*** Source material

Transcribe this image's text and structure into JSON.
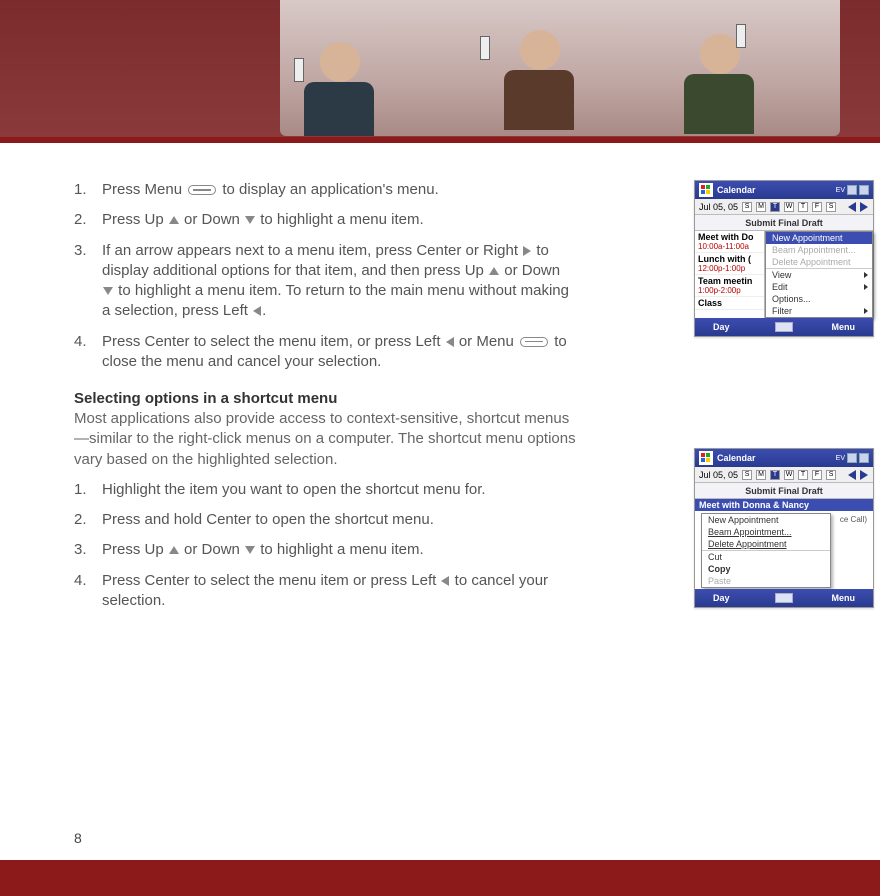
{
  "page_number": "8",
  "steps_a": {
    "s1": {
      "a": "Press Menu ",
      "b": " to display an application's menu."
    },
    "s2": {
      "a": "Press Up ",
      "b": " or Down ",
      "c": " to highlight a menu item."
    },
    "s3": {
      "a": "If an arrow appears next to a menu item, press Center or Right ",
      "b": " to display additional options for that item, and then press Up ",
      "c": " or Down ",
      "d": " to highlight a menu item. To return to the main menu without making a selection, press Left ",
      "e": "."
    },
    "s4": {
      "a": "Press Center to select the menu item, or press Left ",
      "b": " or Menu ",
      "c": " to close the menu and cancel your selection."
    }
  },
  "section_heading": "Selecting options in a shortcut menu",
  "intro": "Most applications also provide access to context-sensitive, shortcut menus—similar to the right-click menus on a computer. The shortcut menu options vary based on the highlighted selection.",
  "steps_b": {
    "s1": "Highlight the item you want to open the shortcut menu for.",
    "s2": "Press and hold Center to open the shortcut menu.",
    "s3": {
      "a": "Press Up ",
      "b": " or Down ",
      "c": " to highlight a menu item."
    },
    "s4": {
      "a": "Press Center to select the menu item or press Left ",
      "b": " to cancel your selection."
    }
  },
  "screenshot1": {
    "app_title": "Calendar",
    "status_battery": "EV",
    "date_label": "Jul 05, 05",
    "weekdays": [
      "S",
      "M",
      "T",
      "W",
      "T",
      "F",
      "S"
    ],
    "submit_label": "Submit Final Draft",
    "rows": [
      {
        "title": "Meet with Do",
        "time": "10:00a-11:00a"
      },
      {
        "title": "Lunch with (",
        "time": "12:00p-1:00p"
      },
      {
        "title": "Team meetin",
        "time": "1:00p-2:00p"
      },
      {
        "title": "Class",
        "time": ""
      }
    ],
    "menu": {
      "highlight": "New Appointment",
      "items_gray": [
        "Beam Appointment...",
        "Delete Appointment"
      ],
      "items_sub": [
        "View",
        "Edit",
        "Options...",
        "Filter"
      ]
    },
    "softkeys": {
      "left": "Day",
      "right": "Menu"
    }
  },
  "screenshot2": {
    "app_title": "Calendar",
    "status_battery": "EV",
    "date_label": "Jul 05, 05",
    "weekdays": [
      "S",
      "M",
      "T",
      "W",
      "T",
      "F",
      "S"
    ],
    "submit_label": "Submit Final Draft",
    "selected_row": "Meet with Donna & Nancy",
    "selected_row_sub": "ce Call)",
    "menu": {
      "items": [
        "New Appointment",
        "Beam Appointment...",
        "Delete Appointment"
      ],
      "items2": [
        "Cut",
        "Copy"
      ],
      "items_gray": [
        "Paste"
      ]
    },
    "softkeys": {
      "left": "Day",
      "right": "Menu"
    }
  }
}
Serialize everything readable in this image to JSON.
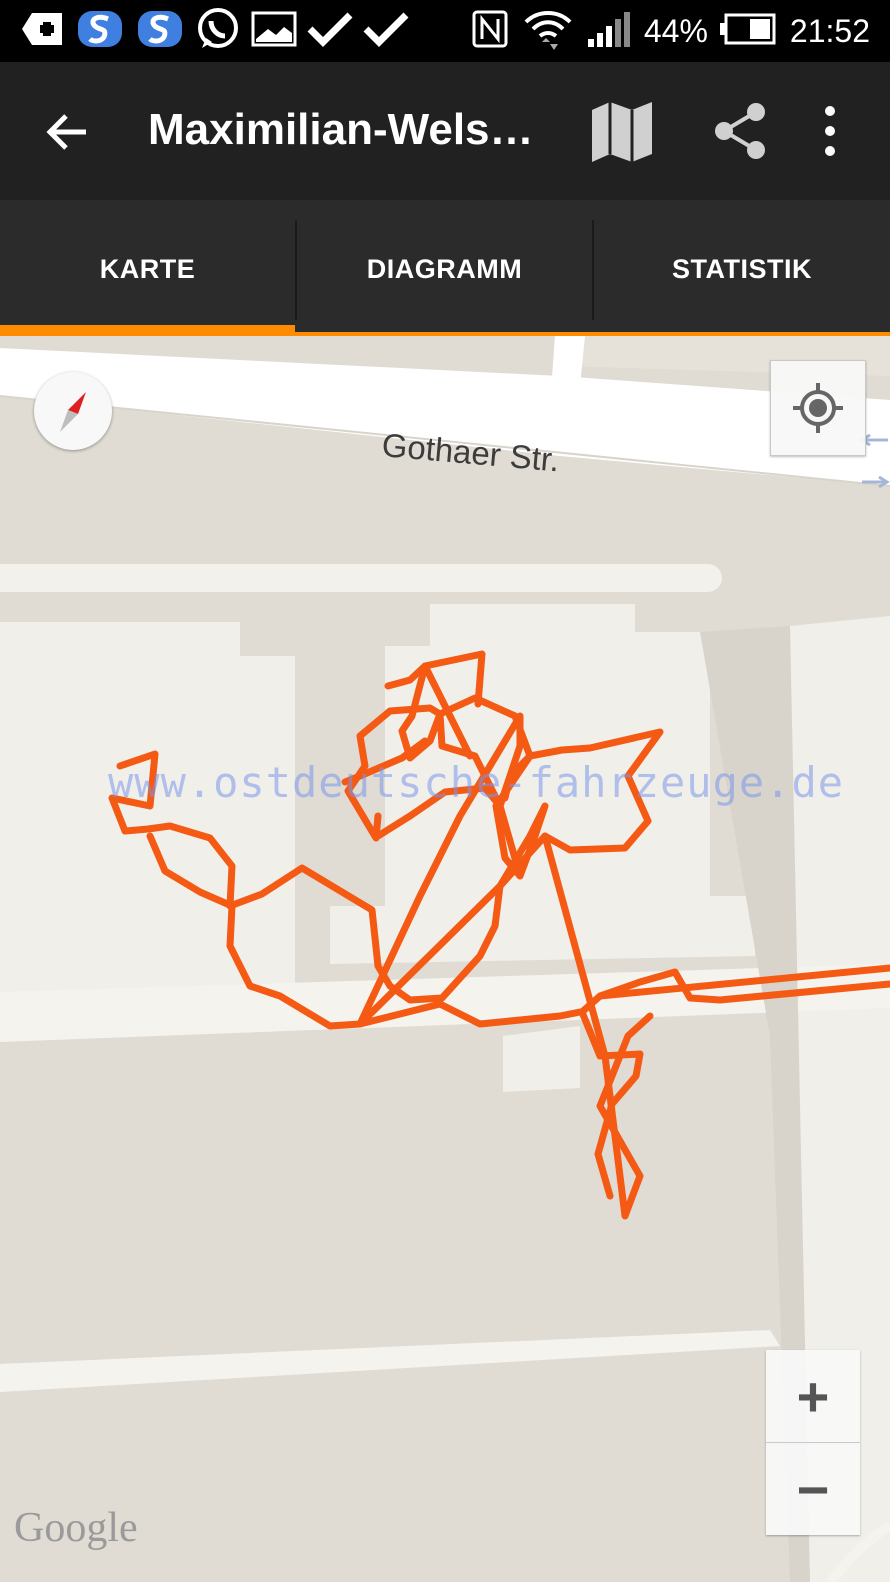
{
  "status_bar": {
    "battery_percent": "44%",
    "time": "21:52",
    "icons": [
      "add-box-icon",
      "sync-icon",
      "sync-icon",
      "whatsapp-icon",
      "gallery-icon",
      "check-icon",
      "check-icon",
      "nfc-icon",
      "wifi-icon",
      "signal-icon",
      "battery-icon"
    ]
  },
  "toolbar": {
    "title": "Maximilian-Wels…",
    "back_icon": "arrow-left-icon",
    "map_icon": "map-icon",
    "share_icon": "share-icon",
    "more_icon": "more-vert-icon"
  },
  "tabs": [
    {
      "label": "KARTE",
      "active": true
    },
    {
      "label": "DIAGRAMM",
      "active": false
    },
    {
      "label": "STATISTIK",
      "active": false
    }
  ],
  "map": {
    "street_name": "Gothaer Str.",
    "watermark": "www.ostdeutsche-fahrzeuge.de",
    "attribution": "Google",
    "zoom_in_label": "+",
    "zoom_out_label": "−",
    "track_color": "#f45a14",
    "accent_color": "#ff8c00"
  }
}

******

Work required:
Drop the images and repeat the data exactly.

Exercise response:
Transcribe this image's text and structure into JSON.
{
  "page_number": "8",
  "steps_a": {
    "s1": {
      "a": "Press Menu ",
      "b": " to display an application's menu."
    },
    "s2": {
      "a": "Press Up ",
      "b": " or Down ",
      "c": " to highlight a menu item."
    },
    "s3": {
      "a": "If an arrow appears next to a menu item, press Center or Right ",
      "b": " to display additional options for that item, and then press Up ",
      "c": " or Down ",
      "d": " to highlight a menu item. To return to the main menu without making a selection, press Left ",
      "e": "."
    },
    "s4": {
      "a": "Press Center to select the menu item, or press Left ",
      "b": " or Menu ",
      "c": " to close the menu and cancel your selection."
    }
  },
  "section_heading": "Selecting options in a shortcut menu",
  "intro": "Most applications also provide access to context-sensitive, shortcut menus—similar to the right-click menus on a computer. The shortcut menu options vary based on the highlighted selection.",
  "steps_b": {
    "s1": "Highlight the item you want to open the shortcut menu for.",
    "s2": "Press and hold Center to open the shortcut menu.",
    "s3": {
      "a": "Press Up ",
      "b": " or Down ",
      "c": " to highlight a menu item."
    },
    "s4": {
      "a": "Press Center to select the menu item or press Left ",
      "b": " to cancel your selection."
    }
  },
  "screenshot1": {
    "app_title": "Calendar",
    "status_battery": "EV",
    "date_label": "Jul 05, 05",
    "weekdays": [
      "S",
      "M",
      "T",
      "W",
      "T",
      "F",
      "S"
    ],
    "submit_label": "Submit Final Draft",
    "rows": [
      {
        "title": "Meet with Do",
        "time": "10:00a-11:00a"
      },
      {
        "title": "Lunch with (",
        "time": "12:00p-1:00p"
      },
      {
        "title": "Team meetin",
        "time": "1:00p-2:00p"
      },
      {
        "title": "Class",
        "time": ""
      }
    ],
    "menu": {
      "highlight": "New Appointment",
      "items_gray": [
        "Beam Appointment...",
        "Delete Appointment"
      ],
      "items_sub": [
        "View",
        "Edit",
        "Options...",
        "Filter"
      ]
    },
    "softkeys": {
      "left": "Day",
      "right": "Menu"
    }
  },
  "screenshot2": {
    "app_title": "Calendar",
    "status_battery": "EV",
    "date_label": "Jul 05, 05",
    "weekdays": [
      "S",
      "M",
      "T",
      "W",
      "T",
      "F",
      "S"
    ],
    "submit_label": "Submit Final Draft",
    "selected_row": "Meet with Donna & Nancy",
    "selected_row_sub": "ce Call)",
    "menu": {
      "items": [
        "New Appointment",
        "Beam Appointment...",
        "Delete Appointment"
      ],
      "items2": [
        "Cut",
        "Copy"
      ],
      "items_gray": [
        "Paste"
      ]
    },
    "softkeys": {
      "left": "Day",
      "right": "Menu"
    }
  }
}
Serialize everything readable in this image to JSON.
{
  "status_bar": {
    "battery_percent": "44%",
    "time": "21:52",
    "icons": [
      "add-box-icon",
      "sync-icon",
      "sync-icon",
      "whatsapp-icon",
      "gallery-icon",
      "check-icon",
      "check-icon",
      "nfc-icon",
      "wifi-icon",
      "signal-icon",
      "battery-icon"
    ]
  },
  "toolbar": {
    "title": "Maximilian-Wels…",
    "back_icon": "arrow-left-icon",
    "map_icon": "map-icon",
    "share_icon": "share-icon",
    "more_icon": "more-vert-icon"
  },
  "tabs": [
    {
      "label": "KARTE",
      "active": true
    },
    {
      "label": "DIAGRAMM",
      "active": false
    },
    {
      "label": "STATISTIK",
      "active": false
    }
  ],
  "map": {
    "street_name": "Gothaer Str.",
    "watermark": "www.ostdeutsche-fahrzeuge.de",
    "attribution": "Google",
    "zoom_in_label": "+",
    "zoom_out_label": "−",
    "track_color": "#f45a14",
    "accent_color": "#ff8c00"
  }
}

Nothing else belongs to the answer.